## PROBLEMS TO SOLVE
1/ In the article on British Columbia's housing market below, transcribe the passage from "According to RBC’s" up to and including "an immediate effect.".
2/ According to the article on British Columbia's housing market below, what share of residential transactions in Metro Vancouver involved foreign nationals from June 10th to August 1st, 2016?

## EXTRACTED TEXT
As British Columbia’s housing market is experiencing a quicker than expected rebound after a period of cooling, one big bank has boosted its housing market forecast to reflect the rise in activity.
According to RBC’s latest housing market forecast published on Tuesday, the bank adjusted BC’s expected decrease in annual resales for this year and increased the price profile.
“We did expect some rebound from this policy-induced slowing that we’ve seen last year but we didn’t expect it to happen that quickly,” RBC Senior Economist Robert Hogue tells BuzzBuzzNews.
The province’s formerly red-hot market showed signs of cooling off, driven by a slowdown in activity in Metro Vancouver after the BC government implemented a 15 per cent foreign-buyer tax for the region in August 2016.
The levy was meant to slow foreign buyer activity in Metro Vancouver and, according to the BC government’s latest data, the measure did appear to have an immediate effect.
From June 10th to August 1st, 2016, roughly 13 per cent of residential transactions in Metro Vancouver involved foreign nationals.
However, after the tax was introduced the percentage of foreign buyers in Metro Vancouver dropped significantly to approximately one per cent in August 2016. The rest of BC saw only a slight decrease in foreign buyers after the tax took hold.
According to the BC government’s data, foreign buyer activity in Metro Vancouver slowly picked up again since April 2017, ending the policy-induced cooling off period.
Province-wide, foreign buyers accounted for 2.7 per cent of sales from August 2nd, 2016 to May 31st, 2017, and during the same time, foreign nationals were involved in 2.8 per cent of sales in Metro Vancouver.

## DATA UNDER STUDY
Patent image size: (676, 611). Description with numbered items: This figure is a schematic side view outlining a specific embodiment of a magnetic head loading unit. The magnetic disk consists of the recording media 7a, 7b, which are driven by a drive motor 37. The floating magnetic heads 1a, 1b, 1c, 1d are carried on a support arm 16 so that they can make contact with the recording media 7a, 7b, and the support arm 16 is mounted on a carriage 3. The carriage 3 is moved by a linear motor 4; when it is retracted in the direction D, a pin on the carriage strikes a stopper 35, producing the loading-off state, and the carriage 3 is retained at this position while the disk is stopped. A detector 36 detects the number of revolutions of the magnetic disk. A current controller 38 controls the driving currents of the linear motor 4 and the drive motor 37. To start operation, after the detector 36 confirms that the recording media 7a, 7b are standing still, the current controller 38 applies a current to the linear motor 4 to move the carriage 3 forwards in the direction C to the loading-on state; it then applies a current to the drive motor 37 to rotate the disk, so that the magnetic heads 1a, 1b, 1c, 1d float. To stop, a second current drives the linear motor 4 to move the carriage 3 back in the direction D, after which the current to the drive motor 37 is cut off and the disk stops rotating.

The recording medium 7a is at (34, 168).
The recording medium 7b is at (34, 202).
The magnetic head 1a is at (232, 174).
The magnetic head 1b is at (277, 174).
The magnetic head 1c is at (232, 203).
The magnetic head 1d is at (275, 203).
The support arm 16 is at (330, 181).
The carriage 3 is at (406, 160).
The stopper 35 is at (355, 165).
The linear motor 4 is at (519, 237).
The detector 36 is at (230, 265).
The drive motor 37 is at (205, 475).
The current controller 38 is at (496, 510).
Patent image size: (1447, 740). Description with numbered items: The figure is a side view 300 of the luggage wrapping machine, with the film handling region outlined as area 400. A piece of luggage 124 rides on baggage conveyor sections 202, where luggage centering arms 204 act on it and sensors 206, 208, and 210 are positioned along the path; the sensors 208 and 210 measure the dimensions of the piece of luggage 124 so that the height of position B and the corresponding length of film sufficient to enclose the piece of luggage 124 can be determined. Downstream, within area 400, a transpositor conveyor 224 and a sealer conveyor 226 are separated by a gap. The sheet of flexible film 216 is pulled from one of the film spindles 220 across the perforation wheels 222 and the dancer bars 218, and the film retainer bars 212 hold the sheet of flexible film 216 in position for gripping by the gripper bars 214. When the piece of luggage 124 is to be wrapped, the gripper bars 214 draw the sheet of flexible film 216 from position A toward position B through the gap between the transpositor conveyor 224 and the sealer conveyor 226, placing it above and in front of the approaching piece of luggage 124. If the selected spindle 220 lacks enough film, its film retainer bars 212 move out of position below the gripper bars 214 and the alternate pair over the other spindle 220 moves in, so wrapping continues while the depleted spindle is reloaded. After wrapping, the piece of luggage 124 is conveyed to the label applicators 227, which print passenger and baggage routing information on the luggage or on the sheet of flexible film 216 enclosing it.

## RESPONSES BY TASK
1/
According to RBC’s latest housing market forecast published on Tuesday, the bank adjusted BC’s expected decrease in annual resales for this year and increased the price profile.
“We did expect some rebound from this policy-induced slowing that we’ve seen last year but we didn’t expect it to happen that quickly,” RBC Senior Economist Robert Hogue tells BuzzBuzzNews.
The province’s formerly red-hot market showed signs of cooling off, driven by a slowdown in activity in Metro Vancouver after the BC government implemented a 15 per cent foreign-buyer tax for the region in August 2016.
The levy was meant to slow foreign buyer activity in Metro Vancouver and, according to the BC government’s latest data, the measure did appear to have an immediate effect.

2/ Roughly 13 percent.